Figure contents as structured data:
# # #

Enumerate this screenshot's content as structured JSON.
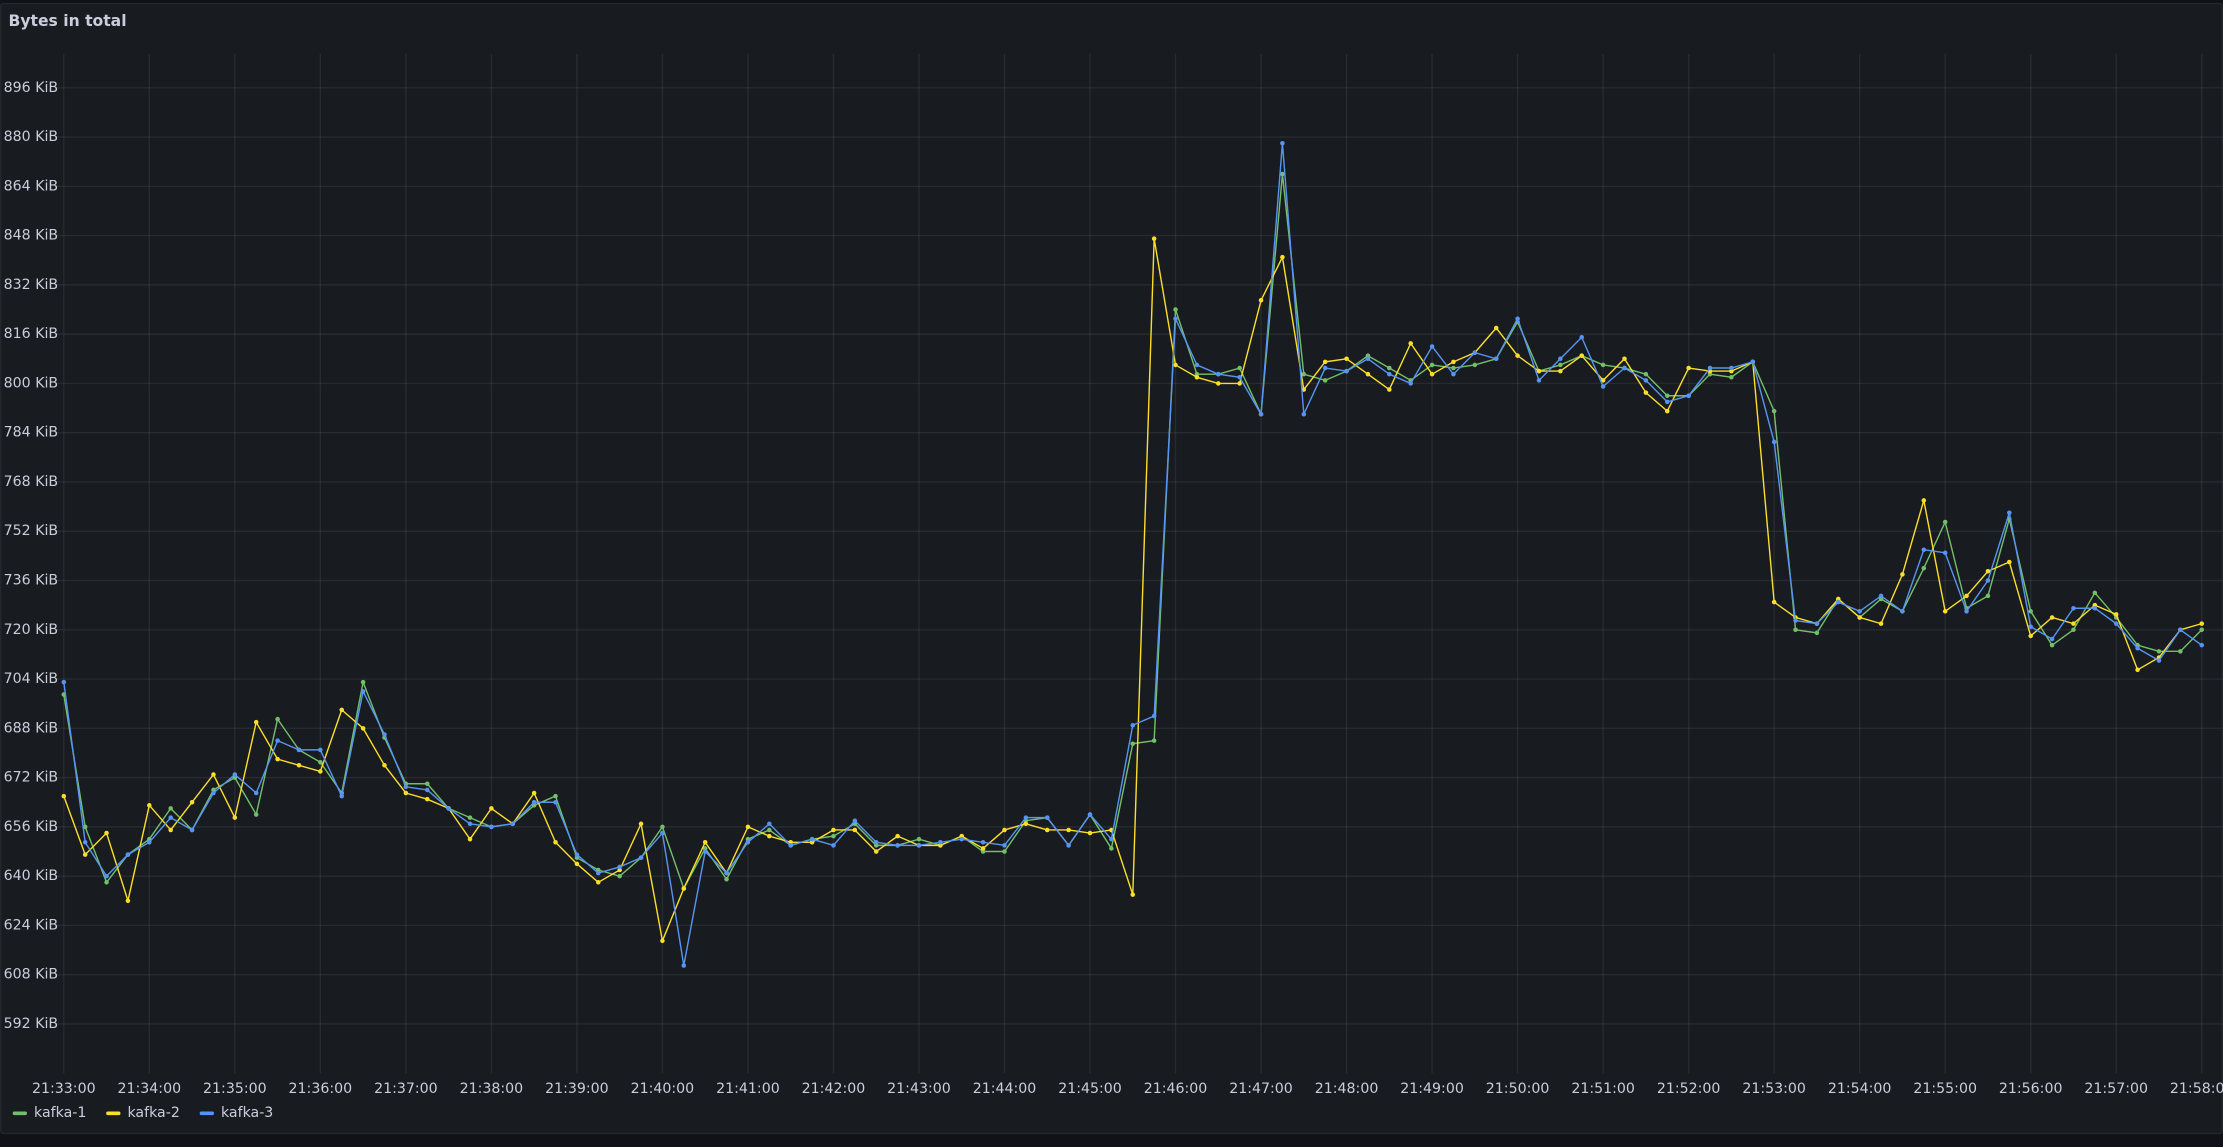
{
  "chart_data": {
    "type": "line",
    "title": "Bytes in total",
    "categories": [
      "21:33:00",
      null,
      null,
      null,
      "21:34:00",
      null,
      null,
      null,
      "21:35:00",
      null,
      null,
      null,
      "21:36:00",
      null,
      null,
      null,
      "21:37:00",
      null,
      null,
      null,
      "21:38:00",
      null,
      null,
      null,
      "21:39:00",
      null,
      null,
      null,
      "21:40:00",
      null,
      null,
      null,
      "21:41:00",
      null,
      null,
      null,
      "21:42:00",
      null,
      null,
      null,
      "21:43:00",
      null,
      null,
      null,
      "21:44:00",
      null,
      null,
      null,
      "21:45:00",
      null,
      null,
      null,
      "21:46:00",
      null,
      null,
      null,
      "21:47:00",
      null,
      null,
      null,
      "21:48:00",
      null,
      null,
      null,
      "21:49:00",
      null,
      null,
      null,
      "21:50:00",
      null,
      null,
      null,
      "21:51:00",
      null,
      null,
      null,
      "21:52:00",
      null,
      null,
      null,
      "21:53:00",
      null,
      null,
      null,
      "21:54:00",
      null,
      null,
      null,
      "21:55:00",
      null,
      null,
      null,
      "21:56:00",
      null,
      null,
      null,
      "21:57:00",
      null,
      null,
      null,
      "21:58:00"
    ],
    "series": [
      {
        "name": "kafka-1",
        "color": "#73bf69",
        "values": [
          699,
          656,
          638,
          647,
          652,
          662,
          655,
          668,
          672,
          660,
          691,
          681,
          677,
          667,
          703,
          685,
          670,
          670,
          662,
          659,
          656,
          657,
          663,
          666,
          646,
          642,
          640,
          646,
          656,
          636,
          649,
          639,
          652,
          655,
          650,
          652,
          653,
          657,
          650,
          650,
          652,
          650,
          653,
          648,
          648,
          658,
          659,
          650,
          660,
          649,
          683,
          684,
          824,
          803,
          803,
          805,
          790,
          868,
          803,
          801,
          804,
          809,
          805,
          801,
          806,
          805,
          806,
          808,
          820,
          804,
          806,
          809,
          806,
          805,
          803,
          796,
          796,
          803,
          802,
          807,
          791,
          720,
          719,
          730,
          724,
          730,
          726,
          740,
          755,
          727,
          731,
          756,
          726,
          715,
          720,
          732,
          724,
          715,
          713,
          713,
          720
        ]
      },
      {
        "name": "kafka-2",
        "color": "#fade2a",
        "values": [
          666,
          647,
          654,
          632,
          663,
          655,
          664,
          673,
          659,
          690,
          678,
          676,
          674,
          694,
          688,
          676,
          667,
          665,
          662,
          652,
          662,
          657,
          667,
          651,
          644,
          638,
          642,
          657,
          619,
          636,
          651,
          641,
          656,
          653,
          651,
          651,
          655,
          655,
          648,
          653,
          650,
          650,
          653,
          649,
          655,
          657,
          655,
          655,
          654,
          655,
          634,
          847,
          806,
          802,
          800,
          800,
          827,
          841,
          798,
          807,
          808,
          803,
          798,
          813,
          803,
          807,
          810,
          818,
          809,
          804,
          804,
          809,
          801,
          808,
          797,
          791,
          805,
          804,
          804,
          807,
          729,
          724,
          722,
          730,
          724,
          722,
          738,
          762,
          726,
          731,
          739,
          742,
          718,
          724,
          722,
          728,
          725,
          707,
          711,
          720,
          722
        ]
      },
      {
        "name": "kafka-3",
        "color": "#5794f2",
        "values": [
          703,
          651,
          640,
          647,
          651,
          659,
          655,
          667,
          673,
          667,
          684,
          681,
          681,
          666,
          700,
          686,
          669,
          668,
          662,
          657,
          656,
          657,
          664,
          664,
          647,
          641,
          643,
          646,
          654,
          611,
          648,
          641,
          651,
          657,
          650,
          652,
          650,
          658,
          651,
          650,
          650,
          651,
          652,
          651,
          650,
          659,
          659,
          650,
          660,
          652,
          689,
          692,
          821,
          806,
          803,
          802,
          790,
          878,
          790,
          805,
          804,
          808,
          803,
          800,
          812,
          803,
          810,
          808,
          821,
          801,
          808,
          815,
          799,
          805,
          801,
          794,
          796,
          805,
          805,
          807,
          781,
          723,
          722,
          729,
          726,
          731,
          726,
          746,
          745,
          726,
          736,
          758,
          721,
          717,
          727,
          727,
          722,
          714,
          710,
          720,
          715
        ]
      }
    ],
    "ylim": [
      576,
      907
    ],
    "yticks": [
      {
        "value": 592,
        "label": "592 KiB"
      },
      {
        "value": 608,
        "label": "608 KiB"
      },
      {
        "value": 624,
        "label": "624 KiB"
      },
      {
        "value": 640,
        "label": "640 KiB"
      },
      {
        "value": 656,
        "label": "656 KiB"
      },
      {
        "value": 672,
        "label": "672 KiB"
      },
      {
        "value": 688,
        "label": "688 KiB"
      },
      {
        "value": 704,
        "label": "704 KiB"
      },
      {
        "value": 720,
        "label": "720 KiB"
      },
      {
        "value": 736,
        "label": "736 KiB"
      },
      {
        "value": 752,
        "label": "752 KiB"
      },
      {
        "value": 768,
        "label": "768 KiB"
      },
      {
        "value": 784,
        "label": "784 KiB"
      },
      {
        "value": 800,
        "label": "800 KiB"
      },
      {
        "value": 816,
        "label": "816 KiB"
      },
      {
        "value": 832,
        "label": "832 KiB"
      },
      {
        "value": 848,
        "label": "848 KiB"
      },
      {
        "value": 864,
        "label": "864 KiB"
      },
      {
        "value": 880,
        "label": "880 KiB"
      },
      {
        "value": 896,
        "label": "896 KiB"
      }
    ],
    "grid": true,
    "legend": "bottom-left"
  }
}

# # #

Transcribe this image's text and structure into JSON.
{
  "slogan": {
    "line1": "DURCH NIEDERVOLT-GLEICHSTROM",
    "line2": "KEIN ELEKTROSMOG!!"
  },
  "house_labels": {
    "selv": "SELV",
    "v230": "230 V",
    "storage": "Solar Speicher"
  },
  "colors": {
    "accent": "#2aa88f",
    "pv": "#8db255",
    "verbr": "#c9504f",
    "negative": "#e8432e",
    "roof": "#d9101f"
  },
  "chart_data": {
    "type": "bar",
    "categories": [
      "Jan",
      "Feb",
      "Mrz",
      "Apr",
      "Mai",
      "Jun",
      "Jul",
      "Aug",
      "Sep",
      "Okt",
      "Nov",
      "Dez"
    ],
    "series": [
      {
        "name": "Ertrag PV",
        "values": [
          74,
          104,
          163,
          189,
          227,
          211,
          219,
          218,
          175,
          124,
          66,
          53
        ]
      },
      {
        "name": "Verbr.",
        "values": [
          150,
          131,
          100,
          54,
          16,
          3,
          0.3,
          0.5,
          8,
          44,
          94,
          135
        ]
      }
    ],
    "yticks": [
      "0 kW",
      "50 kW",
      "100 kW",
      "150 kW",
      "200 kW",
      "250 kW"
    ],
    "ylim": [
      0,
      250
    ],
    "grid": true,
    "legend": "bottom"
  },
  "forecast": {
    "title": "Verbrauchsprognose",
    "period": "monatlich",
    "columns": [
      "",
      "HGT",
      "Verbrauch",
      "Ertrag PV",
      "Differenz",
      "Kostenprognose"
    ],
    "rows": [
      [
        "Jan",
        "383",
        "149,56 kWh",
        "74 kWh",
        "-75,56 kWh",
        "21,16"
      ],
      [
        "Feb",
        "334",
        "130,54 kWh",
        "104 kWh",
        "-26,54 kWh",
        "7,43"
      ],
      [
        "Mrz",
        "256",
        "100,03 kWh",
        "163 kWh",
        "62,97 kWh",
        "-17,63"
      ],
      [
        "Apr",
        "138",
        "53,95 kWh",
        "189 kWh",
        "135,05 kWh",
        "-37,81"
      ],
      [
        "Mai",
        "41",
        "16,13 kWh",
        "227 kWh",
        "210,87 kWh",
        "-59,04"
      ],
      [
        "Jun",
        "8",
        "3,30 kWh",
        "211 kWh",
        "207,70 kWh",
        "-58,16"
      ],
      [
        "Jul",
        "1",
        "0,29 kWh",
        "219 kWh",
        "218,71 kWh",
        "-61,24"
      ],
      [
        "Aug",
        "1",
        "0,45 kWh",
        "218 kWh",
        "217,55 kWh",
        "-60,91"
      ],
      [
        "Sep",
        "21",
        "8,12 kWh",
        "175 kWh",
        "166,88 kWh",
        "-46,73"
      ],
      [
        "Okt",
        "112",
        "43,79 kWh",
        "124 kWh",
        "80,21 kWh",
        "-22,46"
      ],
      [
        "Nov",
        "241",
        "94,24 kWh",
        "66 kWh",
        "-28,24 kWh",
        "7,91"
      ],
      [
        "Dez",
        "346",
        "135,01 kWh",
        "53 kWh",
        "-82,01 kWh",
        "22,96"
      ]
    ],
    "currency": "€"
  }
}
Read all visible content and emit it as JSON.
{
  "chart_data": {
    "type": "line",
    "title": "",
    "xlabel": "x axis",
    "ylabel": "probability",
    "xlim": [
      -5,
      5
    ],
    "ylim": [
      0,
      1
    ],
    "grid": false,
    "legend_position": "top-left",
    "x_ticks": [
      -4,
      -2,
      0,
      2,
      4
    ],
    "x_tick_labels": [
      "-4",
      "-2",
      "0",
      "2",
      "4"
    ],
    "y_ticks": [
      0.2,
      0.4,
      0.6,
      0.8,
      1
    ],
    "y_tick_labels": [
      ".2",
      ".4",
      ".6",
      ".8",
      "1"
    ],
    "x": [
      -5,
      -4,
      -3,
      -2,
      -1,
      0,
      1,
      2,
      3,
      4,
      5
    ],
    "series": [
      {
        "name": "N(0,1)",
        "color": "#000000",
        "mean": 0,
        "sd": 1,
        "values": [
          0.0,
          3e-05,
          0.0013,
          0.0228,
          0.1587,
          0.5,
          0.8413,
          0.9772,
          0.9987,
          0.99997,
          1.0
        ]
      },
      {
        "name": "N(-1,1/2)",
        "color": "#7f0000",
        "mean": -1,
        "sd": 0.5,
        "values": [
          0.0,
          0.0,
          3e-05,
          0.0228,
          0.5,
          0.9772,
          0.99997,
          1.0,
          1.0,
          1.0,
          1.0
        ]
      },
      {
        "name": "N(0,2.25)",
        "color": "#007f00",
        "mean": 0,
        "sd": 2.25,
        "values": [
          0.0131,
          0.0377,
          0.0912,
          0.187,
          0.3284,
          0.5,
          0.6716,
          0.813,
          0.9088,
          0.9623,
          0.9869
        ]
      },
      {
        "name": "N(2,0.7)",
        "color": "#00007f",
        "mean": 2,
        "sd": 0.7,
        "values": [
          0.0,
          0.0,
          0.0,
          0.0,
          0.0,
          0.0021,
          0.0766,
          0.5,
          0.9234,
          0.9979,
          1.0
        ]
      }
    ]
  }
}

# # #

For the listing above, give the number of lines in which the string "JSON" occurs, and nothing else.

# Task output
3